== Material shown ==

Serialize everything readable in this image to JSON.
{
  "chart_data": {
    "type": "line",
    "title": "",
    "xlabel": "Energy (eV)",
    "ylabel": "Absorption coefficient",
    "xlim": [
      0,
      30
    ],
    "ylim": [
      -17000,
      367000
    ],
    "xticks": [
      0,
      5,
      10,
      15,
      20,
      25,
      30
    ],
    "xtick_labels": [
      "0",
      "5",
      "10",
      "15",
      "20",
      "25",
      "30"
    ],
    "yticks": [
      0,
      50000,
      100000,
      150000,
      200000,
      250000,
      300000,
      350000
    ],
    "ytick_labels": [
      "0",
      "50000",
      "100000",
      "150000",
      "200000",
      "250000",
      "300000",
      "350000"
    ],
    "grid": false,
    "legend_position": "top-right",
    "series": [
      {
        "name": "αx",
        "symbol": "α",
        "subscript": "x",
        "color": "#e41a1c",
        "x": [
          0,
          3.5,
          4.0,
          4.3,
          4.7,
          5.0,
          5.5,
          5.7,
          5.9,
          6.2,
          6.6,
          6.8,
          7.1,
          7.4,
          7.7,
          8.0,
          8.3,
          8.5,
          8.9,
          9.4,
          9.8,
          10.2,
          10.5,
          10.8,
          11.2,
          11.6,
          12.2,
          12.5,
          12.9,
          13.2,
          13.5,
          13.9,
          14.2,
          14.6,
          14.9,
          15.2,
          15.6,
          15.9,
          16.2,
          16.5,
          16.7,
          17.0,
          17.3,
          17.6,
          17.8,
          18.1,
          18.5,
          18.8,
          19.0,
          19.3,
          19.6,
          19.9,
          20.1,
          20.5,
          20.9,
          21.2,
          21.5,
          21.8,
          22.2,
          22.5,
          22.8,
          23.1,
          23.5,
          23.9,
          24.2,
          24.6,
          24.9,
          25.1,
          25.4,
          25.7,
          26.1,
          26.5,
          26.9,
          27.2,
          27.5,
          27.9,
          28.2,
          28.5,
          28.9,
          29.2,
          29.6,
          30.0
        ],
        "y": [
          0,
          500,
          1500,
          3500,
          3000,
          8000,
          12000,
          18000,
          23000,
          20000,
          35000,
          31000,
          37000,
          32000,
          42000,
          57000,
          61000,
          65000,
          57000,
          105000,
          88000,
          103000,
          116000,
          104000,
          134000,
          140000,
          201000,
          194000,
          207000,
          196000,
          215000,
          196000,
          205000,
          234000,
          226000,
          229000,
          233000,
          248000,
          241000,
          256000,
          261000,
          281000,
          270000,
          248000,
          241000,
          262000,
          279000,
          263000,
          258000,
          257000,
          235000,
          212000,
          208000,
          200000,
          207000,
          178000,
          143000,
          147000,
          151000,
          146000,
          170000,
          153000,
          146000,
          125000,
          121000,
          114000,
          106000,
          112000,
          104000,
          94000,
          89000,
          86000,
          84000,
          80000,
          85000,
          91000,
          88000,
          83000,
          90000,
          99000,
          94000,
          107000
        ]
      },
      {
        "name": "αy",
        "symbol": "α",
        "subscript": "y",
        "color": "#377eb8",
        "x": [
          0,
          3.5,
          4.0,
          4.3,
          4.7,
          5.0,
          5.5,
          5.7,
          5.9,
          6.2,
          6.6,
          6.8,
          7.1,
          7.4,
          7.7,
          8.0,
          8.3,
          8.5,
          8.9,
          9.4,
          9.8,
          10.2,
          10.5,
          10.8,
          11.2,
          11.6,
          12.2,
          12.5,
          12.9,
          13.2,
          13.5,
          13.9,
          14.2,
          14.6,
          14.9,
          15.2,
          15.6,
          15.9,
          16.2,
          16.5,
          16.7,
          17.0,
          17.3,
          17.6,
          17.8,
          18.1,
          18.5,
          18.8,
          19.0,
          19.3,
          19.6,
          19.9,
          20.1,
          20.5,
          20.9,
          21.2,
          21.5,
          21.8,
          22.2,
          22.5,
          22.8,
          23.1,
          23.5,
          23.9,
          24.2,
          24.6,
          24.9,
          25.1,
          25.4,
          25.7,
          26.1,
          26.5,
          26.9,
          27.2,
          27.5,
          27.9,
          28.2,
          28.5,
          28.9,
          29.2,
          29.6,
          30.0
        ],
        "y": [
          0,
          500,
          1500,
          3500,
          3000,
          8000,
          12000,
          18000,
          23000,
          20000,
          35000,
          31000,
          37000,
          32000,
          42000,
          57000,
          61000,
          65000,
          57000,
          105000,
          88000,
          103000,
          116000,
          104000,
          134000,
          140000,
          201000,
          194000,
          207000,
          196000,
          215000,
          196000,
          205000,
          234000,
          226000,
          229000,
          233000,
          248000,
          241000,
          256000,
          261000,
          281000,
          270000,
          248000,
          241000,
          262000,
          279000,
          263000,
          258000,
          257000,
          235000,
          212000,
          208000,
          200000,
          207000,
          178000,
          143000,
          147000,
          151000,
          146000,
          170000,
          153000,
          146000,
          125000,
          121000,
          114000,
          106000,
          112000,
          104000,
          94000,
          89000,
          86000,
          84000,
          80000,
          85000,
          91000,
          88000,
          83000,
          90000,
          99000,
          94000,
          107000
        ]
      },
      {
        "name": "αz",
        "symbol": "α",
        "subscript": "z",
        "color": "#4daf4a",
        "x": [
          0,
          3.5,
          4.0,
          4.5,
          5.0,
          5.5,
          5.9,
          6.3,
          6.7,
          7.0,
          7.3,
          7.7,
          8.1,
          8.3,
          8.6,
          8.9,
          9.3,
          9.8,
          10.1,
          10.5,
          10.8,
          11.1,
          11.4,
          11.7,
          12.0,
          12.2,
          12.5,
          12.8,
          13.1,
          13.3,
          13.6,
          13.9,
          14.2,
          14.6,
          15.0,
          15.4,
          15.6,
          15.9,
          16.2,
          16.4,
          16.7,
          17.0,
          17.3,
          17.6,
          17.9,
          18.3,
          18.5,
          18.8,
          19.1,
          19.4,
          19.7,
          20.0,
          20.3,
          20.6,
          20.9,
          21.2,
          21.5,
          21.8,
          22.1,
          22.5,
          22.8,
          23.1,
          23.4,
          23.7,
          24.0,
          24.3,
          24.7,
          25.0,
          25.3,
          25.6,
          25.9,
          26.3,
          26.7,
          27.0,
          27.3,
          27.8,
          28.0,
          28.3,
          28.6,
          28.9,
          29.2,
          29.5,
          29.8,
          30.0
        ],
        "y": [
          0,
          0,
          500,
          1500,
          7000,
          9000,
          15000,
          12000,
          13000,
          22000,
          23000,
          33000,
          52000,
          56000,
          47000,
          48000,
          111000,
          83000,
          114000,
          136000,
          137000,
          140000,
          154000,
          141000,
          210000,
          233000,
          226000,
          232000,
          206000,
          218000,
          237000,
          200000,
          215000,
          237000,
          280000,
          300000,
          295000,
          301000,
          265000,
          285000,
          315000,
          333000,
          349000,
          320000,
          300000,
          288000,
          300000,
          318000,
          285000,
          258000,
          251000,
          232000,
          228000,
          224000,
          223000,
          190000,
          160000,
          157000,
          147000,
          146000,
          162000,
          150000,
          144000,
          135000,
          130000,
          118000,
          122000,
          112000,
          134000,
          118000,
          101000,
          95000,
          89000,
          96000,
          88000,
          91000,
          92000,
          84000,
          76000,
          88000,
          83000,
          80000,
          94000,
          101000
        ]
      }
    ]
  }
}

===

In the records above, find each line with the word "subscript" and copy it.

        "subscript": "x",
        "subscript": "y",
        "subscript": "z",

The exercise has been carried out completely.